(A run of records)
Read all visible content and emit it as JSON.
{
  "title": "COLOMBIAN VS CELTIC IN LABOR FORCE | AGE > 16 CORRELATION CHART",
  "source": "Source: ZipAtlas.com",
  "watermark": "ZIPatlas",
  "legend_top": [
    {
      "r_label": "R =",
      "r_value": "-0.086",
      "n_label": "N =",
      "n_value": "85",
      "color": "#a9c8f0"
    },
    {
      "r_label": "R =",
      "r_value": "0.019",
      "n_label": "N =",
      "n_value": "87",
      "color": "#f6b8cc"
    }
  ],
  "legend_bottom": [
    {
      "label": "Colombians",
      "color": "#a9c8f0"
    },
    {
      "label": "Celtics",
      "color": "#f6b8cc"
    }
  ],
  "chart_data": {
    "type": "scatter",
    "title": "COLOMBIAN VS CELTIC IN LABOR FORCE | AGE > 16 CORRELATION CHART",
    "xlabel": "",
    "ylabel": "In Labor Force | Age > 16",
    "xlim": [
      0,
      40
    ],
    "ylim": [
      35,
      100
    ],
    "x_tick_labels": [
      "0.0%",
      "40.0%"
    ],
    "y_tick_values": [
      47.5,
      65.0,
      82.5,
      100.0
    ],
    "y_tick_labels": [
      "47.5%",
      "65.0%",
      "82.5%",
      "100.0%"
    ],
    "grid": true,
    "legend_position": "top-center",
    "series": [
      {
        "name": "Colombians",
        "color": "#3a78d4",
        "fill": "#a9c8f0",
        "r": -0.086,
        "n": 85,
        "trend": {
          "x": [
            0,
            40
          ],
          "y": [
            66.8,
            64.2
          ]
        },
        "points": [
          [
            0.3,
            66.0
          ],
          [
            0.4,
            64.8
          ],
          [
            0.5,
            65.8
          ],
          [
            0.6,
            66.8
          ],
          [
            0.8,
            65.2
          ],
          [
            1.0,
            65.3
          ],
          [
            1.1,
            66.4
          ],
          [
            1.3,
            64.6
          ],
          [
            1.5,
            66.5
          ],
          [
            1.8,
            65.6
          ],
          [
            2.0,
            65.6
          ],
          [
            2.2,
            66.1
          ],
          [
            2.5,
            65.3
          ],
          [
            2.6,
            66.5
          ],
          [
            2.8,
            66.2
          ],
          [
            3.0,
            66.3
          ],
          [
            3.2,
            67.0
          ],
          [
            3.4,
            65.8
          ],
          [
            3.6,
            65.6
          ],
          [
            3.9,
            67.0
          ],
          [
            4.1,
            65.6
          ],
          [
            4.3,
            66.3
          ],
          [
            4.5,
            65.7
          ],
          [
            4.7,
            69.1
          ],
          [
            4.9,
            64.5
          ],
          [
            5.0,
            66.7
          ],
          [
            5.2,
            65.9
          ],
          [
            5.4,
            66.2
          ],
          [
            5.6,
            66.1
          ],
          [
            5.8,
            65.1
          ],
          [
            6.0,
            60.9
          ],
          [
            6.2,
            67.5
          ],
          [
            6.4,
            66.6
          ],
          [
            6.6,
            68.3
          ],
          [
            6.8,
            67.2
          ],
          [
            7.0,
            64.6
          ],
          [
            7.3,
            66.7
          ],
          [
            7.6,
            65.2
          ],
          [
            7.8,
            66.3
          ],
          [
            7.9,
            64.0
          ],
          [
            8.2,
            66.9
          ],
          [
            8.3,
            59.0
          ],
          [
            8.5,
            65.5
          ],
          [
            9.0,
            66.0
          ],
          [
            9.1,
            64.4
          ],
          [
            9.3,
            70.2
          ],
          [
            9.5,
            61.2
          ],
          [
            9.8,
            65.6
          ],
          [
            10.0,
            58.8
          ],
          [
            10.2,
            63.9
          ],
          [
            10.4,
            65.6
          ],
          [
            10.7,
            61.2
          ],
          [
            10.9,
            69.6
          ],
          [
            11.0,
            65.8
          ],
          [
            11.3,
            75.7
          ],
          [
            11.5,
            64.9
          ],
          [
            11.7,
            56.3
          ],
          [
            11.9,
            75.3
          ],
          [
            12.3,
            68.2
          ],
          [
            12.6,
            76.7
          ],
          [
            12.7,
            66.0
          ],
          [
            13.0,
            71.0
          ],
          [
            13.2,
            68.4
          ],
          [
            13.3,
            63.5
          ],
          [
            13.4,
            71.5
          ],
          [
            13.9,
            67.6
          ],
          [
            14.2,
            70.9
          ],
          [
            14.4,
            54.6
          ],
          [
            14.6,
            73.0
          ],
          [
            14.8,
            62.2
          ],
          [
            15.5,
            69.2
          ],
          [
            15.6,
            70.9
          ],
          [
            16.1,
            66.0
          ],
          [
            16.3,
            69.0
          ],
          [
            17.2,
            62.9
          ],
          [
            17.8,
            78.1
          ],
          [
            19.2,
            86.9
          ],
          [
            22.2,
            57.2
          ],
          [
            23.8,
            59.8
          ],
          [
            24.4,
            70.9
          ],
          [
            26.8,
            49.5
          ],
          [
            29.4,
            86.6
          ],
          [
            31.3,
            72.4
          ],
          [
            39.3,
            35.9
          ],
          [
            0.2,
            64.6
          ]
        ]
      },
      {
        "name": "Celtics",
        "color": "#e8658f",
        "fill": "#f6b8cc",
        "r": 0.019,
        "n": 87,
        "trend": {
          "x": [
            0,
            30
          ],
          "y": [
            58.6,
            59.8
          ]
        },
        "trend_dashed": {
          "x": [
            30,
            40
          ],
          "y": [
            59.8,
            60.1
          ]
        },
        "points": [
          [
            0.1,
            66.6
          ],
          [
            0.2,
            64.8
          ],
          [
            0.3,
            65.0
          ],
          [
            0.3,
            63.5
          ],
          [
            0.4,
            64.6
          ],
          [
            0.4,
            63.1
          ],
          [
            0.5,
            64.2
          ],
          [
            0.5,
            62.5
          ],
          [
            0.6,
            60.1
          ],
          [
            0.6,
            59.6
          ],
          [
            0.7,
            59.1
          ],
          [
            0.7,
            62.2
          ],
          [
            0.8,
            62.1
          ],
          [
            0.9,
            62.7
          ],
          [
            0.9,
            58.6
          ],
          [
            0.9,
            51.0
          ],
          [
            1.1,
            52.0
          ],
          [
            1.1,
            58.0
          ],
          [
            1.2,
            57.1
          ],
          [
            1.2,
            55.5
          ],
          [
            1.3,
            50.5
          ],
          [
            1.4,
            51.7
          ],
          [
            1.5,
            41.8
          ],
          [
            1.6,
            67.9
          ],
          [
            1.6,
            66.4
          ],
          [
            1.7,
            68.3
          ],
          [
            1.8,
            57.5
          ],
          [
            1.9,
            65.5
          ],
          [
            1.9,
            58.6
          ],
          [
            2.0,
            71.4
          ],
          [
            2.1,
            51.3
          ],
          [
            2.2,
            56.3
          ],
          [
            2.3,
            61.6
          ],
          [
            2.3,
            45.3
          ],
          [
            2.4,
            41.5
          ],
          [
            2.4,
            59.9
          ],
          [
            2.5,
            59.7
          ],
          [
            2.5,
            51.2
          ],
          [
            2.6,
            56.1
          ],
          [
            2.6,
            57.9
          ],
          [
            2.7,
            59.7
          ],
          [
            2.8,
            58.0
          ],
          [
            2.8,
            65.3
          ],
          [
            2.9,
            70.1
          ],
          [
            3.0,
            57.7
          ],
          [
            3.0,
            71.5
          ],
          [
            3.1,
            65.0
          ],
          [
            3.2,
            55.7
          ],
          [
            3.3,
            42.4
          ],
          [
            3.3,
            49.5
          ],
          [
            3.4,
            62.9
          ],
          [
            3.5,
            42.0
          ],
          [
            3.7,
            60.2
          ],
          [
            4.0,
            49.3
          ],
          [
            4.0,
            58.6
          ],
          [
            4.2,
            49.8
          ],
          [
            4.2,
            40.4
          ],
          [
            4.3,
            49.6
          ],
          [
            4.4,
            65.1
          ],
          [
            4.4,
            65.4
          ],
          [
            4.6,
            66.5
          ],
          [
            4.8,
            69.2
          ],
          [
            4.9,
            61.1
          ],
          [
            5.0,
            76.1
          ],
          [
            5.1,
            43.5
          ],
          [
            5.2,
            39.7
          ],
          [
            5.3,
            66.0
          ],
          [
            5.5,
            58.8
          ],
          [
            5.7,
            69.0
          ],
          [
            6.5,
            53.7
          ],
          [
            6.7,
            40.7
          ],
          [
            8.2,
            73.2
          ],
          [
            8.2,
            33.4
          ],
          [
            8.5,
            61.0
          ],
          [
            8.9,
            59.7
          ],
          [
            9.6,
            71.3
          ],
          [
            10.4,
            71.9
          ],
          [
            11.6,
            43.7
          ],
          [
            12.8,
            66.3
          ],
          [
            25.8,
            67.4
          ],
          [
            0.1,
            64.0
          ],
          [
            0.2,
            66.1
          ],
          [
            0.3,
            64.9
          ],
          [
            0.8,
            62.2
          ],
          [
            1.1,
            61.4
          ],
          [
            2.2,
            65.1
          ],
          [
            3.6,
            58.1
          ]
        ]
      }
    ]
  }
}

REQUIRED WORK:
List all lines from the entries that include the word "title".

ANSWER TO THIS PROBLEM:
  "title": "COLOMBIAN VS CELTIC IN LABOR FORCE | AGE > 16 CORRELATION CHART",
    "title": "COLOMBIAN VS CELTIC IN LABOR FORCE | AGE > 16 CORRELATION CHART",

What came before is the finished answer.